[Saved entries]

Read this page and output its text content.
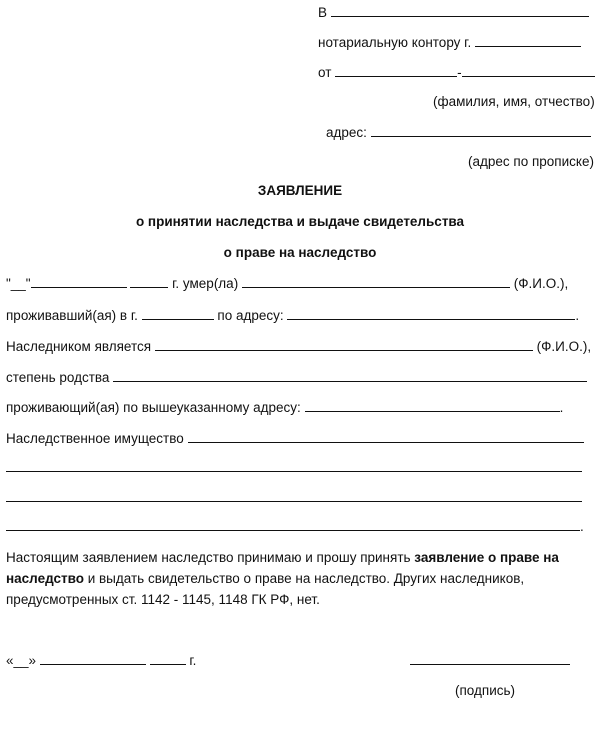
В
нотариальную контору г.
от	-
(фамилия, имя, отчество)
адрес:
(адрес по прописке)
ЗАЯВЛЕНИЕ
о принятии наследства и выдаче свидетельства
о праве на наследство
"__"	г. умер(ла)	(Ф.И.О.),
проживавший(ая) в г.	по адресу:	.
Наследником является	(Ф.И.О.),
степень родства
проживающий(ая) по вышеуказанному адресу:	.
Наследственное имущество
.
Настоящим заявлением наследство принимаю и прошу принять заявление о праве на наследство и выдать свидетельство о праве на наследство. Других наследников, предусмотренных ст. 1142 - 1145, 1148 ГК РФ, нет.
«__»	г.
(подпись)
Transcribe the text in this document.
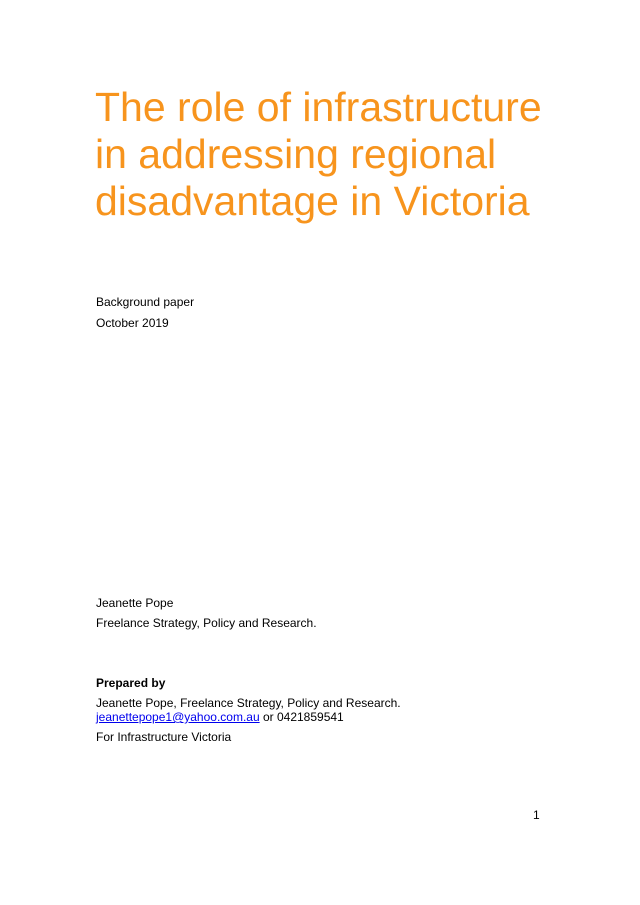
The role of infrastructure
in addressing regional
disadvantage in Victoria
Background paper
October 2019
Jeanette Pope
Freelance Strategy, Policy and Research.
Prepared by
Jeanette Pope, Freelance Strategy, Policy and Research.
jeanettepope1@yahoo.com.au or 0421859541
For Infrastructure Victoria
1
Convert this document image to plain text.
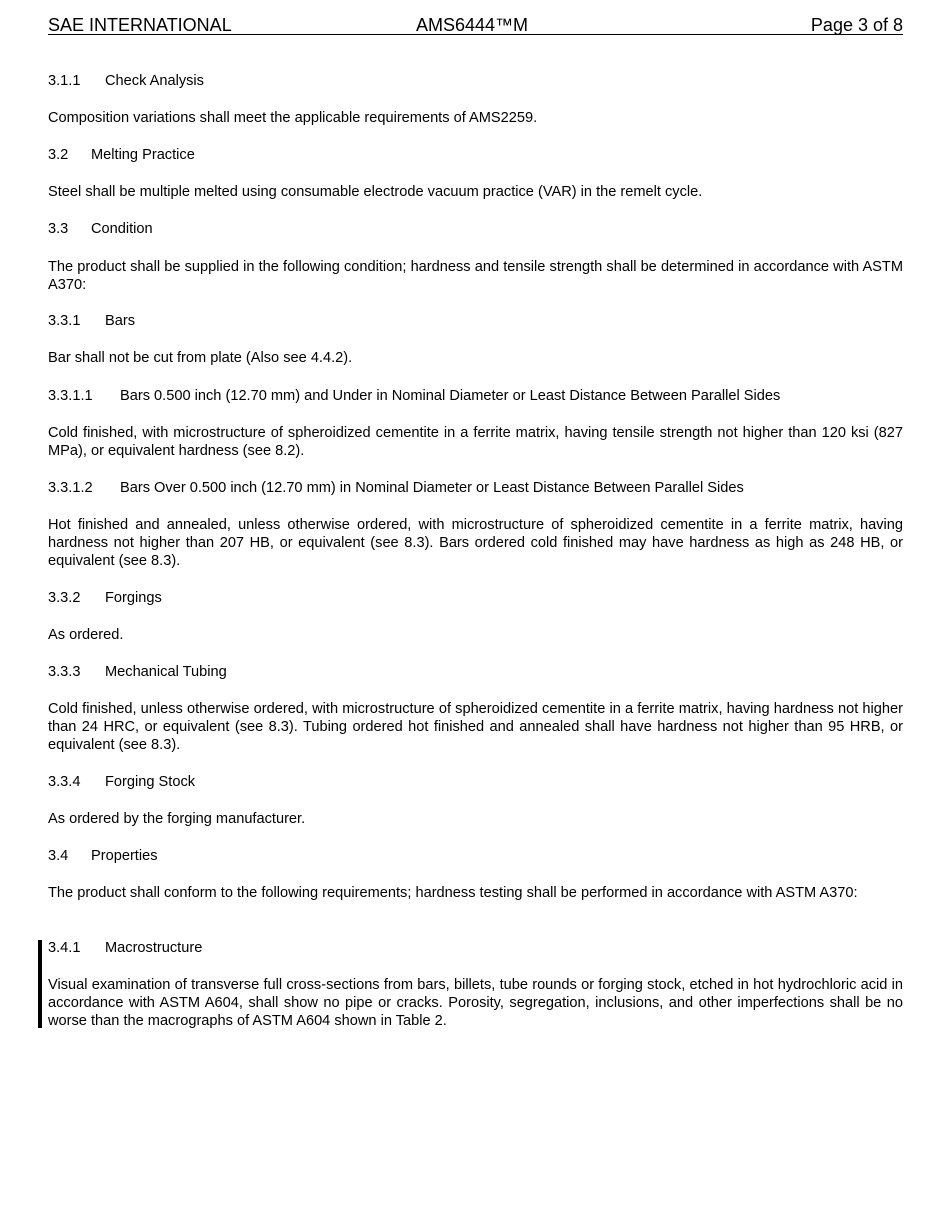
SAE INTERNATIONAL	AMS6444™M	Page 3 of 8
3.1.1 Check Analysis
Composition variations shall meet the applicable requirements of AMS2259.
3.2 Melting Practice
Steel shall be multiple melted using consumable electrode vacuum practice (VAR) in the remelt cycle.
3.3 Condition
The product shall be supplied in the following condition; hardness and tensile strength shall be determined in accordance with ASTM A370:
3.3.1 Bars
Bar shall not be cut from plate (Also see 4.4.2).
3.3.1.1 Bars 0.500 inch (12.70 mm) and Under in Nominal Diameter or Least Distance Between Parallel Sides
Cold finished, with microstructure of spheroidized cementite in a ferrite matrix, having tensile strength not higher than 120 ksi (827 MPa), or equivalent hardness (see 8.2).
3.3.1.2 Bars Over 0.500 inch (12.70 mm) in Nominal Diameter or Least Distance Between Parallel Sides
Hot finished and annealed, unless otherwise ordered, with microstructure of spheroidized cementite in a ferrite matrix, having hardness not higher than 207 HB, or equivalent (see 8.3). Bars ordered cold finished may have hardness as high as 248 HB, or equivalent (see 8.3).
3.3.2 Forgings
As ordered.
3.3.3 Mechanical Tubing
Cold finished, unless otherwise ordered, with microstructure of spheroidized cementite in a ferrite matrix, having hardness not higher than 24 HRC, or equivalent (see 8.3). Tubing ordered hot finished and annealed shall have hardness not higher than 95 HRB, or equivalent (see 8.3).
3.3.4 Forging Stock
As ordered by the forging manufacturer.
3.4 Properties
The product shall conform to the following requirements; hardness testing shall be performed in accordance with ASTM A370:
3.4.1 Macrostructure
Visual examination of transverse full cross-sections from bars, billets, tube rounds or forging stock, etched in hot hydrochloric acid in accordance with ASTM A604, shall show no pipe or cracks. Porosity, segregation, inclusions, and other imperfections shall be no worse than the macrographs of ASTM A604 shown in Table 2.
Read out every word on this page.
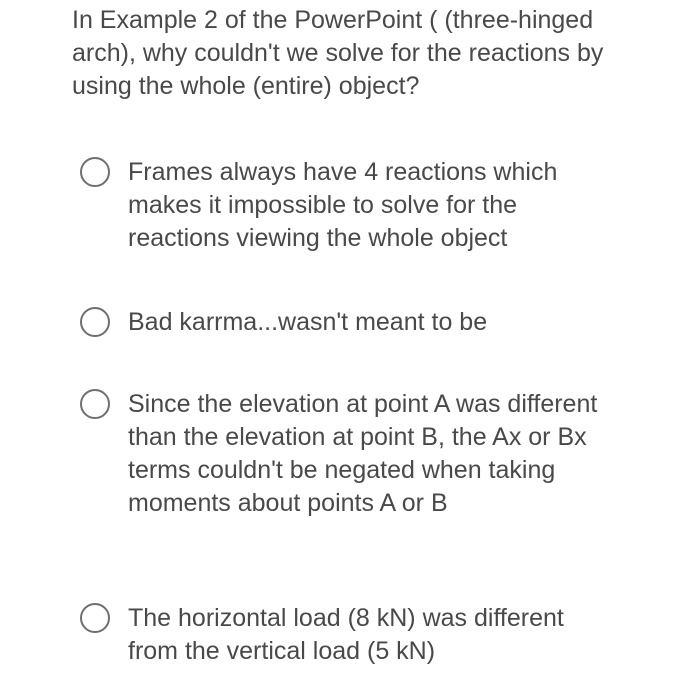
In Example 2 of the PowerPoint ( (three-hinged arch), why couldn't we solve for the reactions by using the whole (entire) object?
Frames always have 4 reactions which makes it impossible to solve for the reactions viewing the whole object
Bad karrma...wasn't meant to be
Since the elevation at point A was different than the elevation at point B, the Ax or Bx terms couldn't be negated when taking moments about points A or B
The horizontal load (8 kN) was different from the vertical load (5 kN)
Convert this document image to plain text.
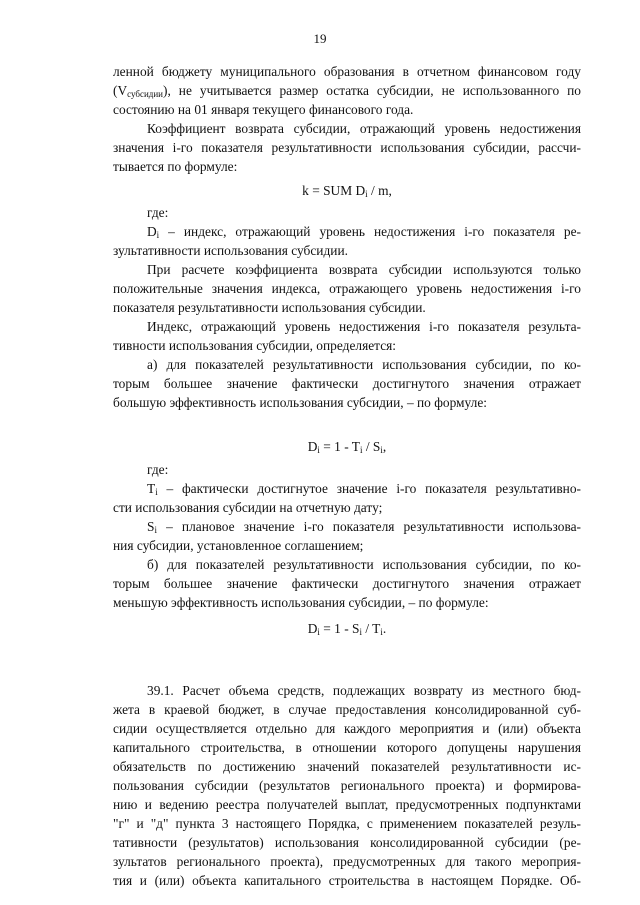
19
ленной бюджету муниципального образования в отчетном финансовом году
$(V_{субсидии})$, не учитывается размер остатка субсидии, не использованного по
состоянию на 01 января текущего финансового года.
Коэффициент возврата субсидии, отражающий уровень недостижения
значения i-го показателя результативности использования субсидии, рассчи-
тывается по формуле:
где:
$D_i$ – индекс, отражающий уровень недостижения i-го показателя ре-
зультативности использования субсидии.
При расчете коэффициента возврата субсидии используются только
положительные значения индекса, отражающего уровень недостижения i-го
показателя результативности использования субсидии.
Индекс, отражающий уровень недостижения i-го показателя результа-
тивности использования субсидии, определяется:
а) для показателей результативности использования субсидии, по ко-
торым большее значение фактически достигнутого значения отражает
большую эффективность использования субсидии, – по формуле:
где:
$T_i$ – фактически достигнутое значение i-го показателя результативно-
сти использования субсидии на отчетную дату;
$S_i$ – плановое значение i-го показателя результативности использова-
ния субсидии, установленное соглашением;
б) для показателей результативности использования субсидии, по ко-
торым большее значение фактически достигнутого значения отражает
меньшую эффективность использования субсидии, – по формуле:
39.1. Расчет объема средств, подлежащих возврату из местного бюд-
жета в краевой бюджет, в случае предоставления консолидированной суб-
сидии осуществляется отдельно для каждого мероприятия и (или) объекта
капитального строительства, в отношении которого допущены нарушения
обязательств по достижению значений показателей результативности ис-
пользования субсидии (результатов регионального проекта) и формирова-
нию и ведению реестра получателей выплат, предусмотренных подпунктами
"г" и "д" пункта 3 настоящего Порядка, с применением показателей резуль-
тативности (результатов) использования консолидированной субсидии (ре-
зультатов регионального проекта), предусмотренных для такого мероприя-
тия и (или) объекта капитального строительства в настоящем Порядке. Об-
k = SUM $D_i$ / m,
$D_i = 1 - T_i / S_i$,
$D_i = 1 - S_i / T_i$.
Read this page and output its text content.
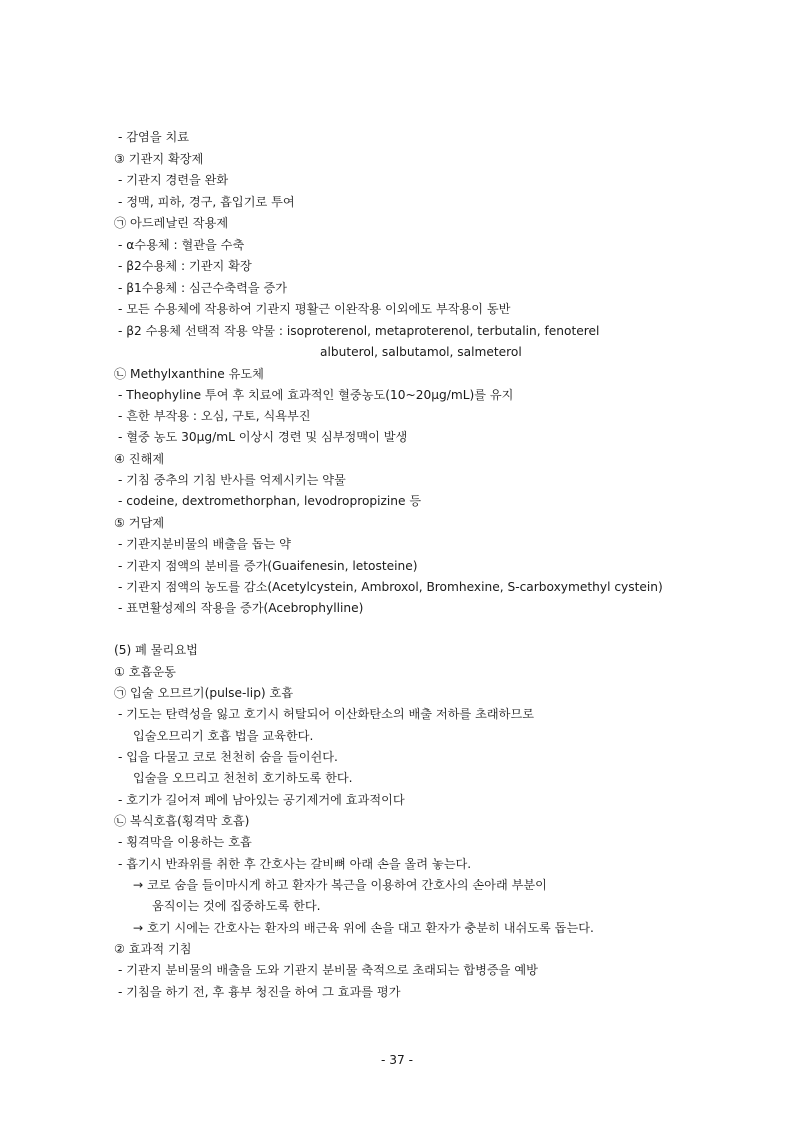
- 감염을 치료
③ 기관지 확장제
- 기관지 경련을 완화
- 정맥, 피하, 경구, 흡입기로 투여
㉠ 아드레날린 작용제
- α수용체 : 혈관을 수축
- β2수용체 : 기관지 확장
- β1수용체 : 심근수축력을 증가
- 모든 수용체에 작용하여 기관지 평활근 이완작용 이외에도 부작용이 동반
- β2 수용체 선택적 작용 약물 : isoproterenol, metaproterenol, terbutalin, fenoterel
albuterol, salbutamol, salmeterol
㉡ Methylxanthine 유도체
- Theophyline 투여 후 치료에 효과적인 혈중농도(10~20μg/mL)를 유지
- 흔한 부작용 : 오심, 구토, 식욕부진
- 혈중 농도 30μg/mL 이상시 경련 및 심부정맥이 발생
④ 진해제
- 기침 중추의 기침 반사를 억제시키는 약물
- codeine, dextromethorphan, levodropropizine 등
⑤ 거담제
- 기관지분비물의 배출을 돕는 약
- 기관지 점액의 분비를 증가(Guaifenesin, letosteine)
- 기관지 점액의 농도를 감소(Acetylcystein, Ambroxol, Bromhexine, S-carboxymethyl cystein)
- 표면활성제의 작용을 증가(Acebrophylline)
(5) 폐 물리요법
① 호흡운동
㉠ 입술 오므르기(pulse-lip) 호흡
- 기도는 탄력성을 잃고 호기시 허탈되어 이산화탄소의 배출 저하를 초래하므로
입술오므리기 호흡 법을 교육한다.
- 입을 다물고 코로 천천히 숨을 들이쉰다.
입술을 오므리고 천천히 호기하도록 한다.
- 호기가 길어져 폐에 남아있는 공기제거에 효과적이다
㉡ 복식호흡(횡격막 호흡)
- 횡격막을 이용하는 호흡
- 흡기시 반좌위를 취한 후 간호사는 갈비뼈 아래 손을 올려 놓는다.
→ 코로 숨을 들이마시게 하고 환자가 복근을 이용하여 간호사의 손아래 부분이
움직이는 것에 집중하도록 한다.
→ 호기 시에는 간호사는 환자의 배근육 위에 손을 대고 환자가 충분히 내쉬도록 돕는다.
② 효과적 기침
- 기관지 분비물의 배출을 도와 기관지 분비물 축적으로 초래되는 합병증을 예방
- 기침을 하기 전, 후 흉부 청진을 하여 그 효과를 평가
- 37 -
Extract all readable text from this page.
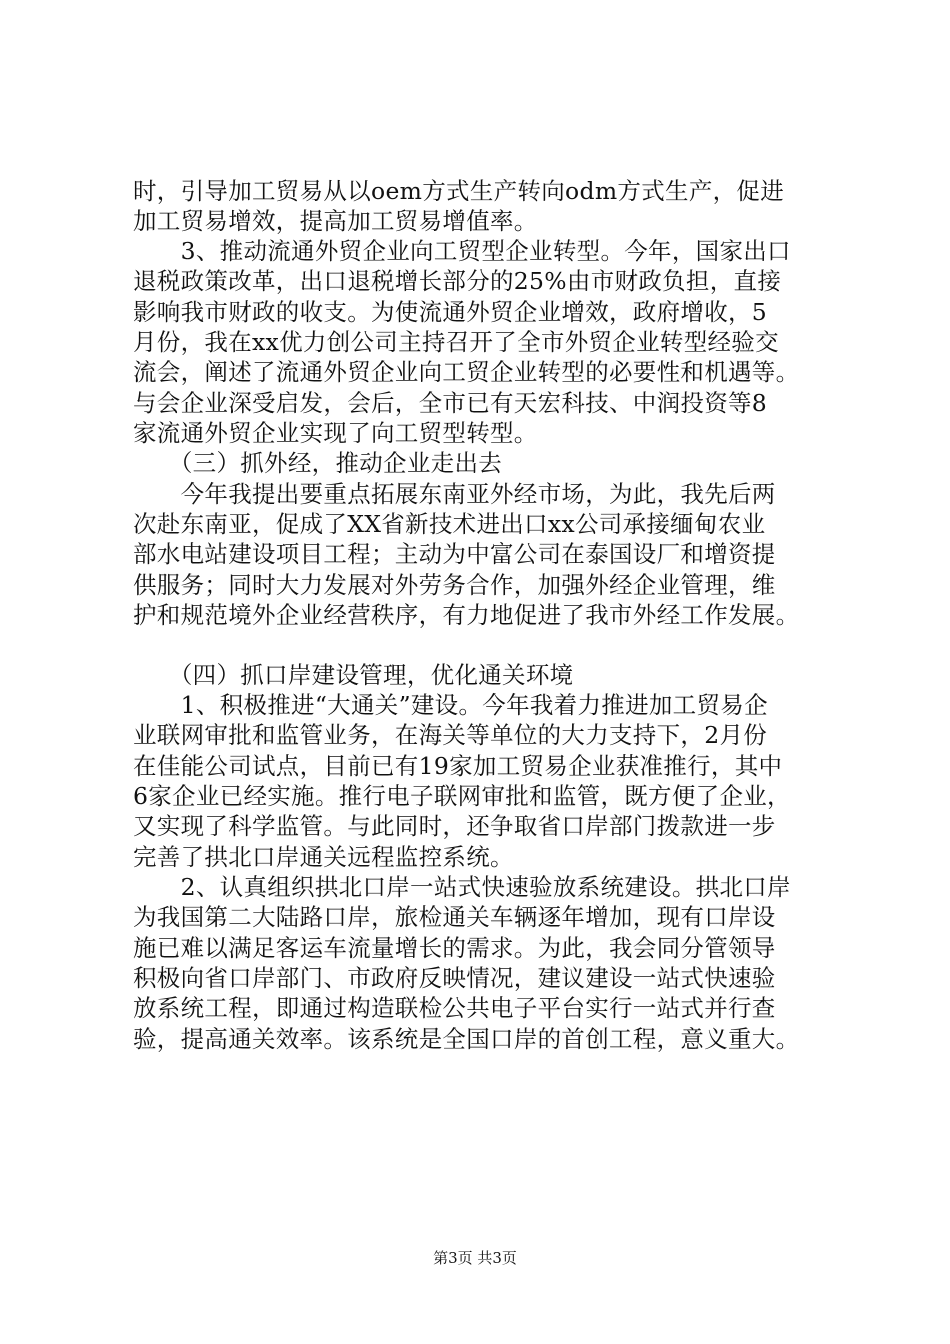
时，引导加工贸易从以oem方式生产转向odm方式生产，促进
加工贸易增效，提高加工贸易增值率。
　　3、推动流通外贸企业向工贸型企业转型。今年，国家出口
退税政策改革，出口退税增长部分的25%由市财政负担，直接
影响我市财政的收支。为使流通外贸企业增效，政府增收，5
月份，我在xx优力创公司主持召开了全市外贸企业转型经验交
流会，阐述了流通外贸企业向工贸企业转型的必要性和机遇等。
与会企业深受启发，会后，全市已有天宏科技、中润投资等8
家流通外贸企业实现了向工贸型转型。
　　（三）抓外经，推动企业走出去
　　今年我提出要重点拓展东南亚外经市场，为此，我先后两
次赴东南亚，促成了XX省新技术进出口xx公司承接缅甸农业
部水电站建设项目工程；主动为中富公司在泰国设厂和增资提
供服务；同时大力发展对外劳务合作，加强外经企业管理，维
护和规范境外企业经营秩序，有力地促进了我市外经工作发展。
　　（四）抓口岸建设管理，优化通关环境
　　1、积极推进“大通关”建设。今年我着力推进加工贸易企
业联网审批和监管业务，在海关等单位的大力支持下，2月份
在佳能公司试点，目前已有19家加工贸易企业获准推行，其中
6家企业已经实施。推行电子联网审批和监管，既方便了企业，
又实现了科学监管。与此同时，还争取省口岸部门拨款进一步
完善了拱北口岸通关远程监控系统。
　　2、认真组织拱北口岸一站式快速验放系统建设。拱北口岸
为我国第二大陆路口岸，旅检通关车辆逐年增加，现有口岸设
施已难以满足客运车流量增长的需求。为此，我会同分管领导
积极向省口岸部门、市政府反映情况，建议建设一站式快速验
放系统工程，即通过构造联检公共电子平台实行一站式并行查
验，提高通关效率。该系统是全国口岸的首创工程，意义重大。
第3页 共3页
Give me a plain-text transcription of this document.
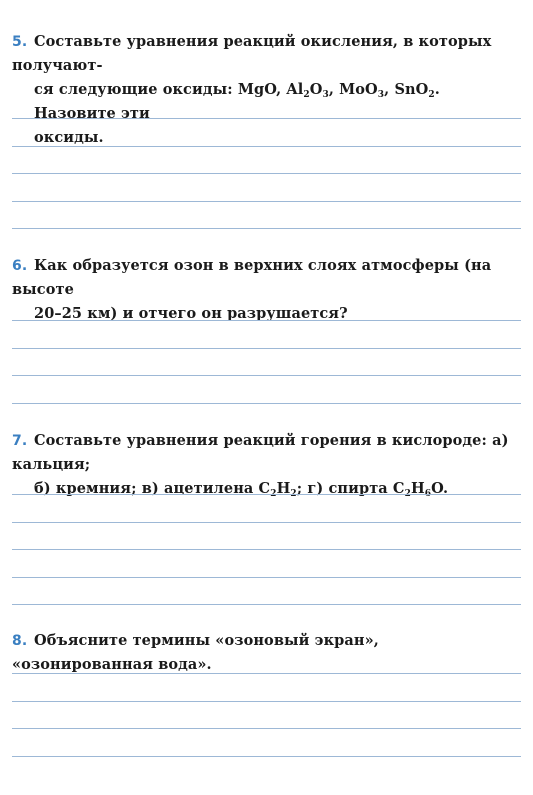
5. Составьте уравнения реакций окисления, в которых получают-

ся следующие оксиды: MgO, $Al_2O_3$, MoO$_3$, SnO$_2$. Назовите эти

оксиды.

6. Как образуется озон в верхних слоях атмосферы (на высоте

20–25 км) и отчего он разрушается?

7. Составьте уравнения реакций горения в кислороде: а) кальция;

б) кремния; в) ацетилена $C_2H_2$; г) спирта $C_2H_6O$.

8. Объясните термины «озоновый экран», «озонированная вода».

■ **Aim**:
Return each line among the entries that holds the word "праве".

■ **Task result**:
о праве на наследство
Настоящим заявлением наследство принимаю и прошу принять заявление о праве на наследство и выдать свидетельство о праве на наследство. Других наследников, предусмотренных ст. 1142 - 1145, 1148 ГК РФ, нет.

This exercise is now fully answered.